[Short problem] Extract the listing below in full, unchanged.

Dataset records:
•••
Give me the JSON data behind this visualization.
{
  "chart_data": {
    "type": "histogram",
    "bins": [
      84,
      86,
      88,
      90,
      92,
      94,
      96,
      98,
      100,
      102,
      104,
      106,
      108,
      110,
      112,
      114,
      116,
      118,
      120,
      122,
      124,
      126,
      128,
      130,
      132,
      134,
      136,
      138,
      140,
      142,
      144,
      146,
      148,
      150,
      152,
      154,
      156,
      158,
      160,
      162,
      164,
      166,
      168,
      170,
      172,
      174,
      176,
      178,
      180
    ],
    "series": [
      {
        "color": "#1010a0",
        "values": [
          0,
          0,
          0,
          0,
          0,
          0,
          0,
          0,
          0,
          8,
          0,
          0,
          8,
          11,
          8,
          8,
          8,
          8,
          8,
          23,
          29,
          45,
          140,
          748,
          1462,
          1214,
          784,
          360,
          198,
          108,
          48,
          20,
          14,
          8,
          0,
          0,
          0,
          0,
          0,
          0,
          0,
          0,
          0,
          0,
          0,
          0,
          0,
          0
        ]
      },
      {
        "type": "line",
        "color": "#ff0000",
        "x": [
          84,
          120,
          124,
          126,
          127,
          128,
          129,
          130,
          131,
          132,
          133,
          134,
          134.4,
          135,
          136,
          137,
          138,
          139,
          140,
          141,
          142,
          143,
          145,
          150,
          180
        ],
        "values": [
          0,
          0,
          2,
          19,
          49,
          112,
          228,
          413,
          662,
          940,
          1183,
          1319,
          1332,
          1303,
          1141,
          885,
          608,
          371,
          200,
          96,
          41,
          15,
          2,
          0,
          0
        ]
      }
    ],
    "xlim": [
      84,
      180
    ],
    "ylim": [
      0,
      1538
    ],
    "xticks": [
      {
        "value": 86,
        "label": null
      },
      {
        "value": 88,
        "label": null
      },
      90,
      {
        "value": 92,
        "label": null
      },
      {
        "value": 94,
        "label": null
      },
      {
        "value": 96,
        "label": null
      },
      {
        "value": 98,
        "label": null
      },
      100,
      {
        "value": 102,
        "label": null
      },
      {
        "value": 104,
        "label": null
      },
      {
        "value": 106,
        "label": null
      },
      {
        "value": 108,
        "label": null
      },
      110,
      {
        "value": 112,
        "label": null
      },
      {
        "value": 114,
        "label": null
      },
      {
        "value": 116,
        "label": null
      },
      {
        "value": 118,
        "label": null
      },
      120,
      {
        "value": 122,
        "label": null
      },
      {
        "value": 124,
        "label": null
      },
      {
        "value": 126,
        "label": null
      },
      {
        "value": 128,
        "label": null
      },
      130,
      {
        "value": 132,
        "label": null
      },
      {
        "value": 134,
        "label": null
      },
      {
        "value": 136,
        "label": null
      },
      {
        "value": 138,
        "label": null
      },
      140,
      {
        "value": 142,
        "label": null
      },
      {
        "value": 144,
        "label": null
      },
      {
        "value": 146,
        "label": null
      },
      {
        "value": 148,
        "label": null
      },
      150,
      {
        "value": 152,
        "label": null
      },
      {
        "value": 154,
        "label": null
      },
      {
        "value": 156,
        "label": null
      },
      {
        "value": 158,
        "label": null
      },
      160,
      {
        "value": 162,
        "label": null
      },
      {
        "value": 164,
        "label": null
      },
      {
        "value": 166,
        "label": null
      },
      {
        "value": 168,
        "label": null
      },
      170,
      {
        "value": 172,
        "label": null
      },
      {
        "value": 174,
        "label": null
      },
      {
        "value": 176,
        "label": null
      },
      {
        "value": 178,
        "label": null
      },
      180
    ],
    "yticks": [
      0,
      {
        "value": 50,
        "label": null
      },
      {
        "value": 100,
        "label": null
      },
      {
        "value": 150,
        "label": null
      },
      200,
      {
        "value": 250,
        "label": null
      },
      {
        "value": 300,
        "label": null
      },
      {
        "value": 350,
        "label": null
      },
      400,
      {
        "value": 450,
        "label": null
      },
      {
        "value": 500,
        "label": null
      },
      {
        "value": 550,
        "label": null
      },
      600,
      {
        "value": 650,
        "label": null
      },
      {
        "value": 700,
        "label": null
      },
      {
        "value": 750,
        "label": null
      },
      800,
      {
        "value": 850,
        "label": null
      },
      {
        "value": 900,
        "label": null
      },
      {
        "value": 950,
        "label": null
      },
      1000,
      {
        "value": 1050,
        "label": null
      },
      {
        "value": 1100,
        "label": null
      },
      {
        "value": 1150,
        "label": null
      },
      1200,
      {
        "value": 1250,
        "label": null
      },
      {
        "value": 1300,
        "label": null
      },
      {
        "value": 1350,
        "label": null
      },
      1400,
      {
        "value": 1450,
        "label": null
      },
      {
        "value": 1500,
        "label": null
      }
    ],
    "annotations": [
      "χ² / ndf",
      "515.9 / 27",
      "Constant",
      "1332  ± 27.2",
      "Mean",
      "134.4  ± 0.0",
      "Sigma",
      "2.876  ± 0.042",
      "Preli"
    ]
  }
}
•••
[The solution]
Give me the JSON data behind this visualization.
{
  "chart_data": {
    "type": "histogram",
    "bins": [
      84,
      86,
      88,
      90,
      92,
      94,
      96,
      98,
      100,
      102,
      104,
      106,
      108,
      110,
      112,
      114,
      116,
      118,
      120,
      122,
      124,
      126,
      128,
      130,
      132,
      134,
      136,
      138,
      140,
      142,
      144,
      146,
      148,
      150,
      152,
      154,
      156,
      158,
      160,
      162,
      164,
      166,
      168,
      170,
      172,
      174,
      176,
      178,
      180
    ],
    "series": [
      {
        "color": "#1010a0",
        "values": [
          0,
          0,
          0,
          0,
          0,
          0,
          0,
          0,
          0,
          8,
          0,
          0,
          8,
          11,
          8,
          8,
          8,
          8,
          8,
          23,
          29,
          45,
          140,
          748,
          1462,
          1214,
          784,
          360,
          198,
          108,
          48,
          20,
          14,
          8,
          0,
          0,
          0,
          0,
          0,
          0,
          0,
          0,
          0,
          0,
          0,
          0,
          0,
          0
        ]
      },
      {
        "type": "line",
        "color": "#ff0000",
        "x": [
          84,
          120,
          124,
          126,
          127,
          128,
          129,
          130,
          131,
          132,
          133,
          134,
          134.4,
          135,
          136,
          137,
          138,
          139,
          140,
          141,
          142,
          143,
          145,
          150,
          180
        ],
        "values": [
          0,
          0,
          2,
          19,
          49,
          112,
          228,
          413,
          662,
          940,
          1183,
          1319,
          1332,
          1303,
          1141,
          885,
          608,
          371,
          200,
          96,
          41,
          15,
          2,
          0,
          0
        ]
      }
    ],
    "xlim": [
      84,
      180
    ],
    "ylim": [
      0,
      1538
    ],
    "xticks": [
      {
        "value": 86,
        "label": null
      },
      {
        "value": 88,
        "label": null
      },
      90,
      {
        "value": 92,
        "label": null
      },
      {
        "value": 94,
        "label": null
      },
      {
        "value": 96,
        "label": null
      },
      {
        "value": 98,
        "label": null
      },
      100,
      {
        "value": 102,
        "label": null
      },
      {
        "value": 104,
        "label": null
      },
      {
        "value": 106,
        "label": null
      },
      {
        "value": 108,
        "label": null
      },
      110,
      {
        "value": 112,
        "label": null
      },
      {
        "value": 114,
        "label": null
      },
      {
        "value": 116,
        "label": null
      },
      {
        "value": 118,
        "label": null
      },
      120,
      {
        "value": 122,
        "label": null
      },
      {
        "value": 124,
        "label": null
      },
      {
        "value": 126,
        "label": null
      },
      {
        "value": 128,
        "label": null
      },
      130,
      {
        "value": 132,
        "label": null
      },
      {
        "value": 134,
        "label": null
      },
      {
        "value": 136,
        "label": null
      },
      {
        "value": 138,
        "label": null
      },
      140,
      {
        "value": 142,
        "label": null
      },
      {
        "value": 144,
        "label": null
      },
      {
        "value": 146,
        "label": null
      },
      {
        "value": 148,
        "label": null
      },
      150,
      {
        "value": 152,
        "label": null
      },
      {
        "value": 154,
        "label": null
      },
      {
        "value": 156,
        "label": null
      },
      {
        "value": 158,
        "label": null
      },
      160,
      {
        "value": 162,
        "label": null
      },
      {
        "value": 164,
        "label": null
      },
      {
        "value": 166,
        "label": null
      },
      {
        "value": 168,
        "label": null
      },
      170,
      {
        "value": 172,
        "label": null
      },
      {
        "value": 174,
        "label": null
      },
      {
        "value": 176,
        "label": null
      },
      {
        "value": 178,
        "label": null
      },
      180
    ],
    "yticks": [
      0,
      {
        "value": 50,
        "label": null
      },
      {
        "value": 100,
        "label": null
      },
      {
        "value": 150,
        "label": null
      },
      200,
      {
        "value": 250,
        "label": null
      },
      {
        "value": 300,
        "label": null
      },
      {
        "value": 350,
        "label": null
      },
      400,
      {
        "value": 450,
        "label": null
      },
      {
        "value": 500,
        "label": null
      },
      {
        "value": 550,
        "label": null
      },
      600,
      {
        "value": 650,
        "label": null
      },
      {
        "value": 700,
        "label": null
      },
      {
        "value": 750,
        "label": null
      },
      800,
      {
        "value": 850,
        "label": null
      },
      {
        "value": 900,
        "label": null
      },
      {
        "value": 950,
        "label": null
      },
      1000,
      {
        "value": 1050,
        "label": null
      },
      {
        "value": 1100,
        "label": null
      },
      {
        "value": 1150,
        "label": null
      },
      1200,
      {
        "value": 1250,
        "label": null
      },
      {
        "value": 1300,
        "label": null
      },
      {
        "value": 1350,
        "label": null
      },
      1400,
      {
        "value": 1450,
        "label": null
      },
      {
        "value": 1500,
        "label": null
      }
    ],
    "annotations": [
      "χ² / ndf",
      "515.9 / 27",
      "Constant",
      "1332  ± 27.2",
      "Mean",
      "134.4  ± 0.0",
      "Sigma",
      "2.876  ± 0.042",
      "Preli"
    ]
  }
}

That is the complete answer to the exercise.